-- Your objective --
Gather from the listing below each line that includes the word "content", and copy it.

## start Materials provided

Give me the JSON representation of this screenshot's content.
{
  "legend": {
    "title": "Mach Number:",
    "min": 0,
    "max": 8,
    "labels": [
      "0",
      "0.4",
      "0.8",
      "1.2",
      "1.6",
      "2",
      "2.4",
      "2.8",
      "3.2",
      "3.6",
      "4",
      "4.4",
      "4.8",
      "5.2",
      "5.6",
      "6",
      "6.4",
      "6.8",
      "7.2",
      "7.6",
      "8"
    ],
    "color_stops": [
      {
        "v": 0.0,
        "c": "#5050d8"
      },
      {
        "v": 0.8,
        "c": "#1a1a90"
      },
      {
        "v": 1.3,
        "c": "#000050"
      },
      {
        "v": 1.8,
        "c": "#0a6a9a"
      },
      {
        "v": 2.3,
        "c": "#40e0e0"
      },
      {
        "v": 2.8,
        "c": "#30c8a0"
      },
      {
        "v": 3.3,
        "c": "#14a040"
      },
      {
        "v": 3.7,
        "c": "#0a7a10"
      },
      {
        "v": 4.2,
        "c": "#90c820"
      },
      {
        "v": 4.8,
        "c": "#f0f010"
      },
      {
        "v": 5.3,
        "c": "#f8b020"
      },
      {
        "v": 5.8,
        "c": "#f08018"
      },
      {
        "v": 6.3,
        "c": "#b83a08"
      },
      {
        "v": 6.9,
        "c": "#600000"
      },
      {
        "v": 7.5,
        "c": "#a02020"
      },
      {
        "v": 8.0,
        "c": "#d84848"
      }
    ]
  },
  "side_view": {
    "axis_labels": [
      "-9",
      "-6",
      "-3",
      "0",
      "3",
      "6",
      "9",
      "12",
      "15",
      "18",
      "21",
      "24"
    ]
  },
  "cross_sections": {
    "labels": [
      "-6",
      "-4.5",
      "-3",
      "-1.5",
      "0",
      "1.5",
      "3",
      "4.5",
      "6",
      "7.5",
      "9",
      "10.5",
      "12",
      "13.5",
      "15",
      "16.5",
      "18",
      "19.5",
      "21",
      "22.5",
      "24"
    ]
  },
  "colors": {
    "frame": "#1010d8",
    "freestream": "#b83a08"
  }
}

## end Materials provided
## start Materials provided

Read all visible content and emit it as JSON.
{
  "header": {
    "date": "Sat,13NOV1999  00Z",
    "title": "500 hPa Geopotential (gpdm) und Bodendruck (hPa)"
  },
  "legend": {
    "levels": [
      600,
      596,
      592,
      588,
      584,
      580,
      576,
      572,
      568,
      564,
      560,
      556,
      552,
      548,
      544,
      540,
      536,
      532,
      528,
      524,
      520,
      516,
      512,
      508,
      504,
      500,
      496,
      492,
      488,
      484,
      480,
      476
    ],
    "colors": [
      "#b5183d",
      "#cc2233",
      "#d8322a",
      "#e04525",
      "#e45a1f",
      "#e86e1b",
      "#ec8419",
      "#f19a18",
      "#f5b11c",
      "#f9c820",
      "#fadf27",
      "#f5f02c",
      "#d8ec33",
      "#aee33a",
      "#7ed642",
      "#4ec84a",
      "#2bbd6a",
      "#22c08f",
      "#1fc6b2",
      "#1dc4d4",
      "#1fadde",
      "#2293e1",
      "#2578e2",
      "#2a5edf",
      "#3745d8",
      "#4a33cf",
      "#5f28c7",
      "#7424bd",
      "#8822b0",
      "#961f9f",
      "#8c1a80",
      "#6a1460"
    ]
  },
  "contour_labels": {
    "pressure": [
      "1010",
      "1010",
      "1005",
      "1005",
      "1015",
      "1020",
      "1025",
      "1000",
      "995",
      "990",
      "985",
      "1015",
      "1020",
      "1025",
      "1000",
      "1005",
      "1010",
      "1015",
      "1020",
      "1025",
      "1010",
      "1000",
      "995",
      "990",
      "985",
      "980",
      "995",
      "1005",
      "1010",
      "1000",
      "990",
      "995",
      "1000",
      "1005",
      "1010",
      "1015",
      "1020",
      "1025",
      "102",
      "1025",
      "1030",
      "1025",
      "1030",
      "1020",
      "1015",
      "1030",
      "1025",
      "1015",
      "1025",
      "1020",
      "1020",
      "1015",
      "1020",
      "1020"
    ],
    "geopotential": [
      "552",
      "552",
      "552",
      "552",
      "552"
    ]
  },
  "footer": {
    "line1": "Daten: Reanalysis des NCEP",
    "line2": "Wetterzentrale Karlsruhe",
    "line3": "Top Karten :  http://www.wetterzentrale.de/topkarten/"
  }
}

## end Materials provided

-- Solution to this task --
Give me the JSON representation of this screenshot's content.
Read all visible content and emit it as JSON.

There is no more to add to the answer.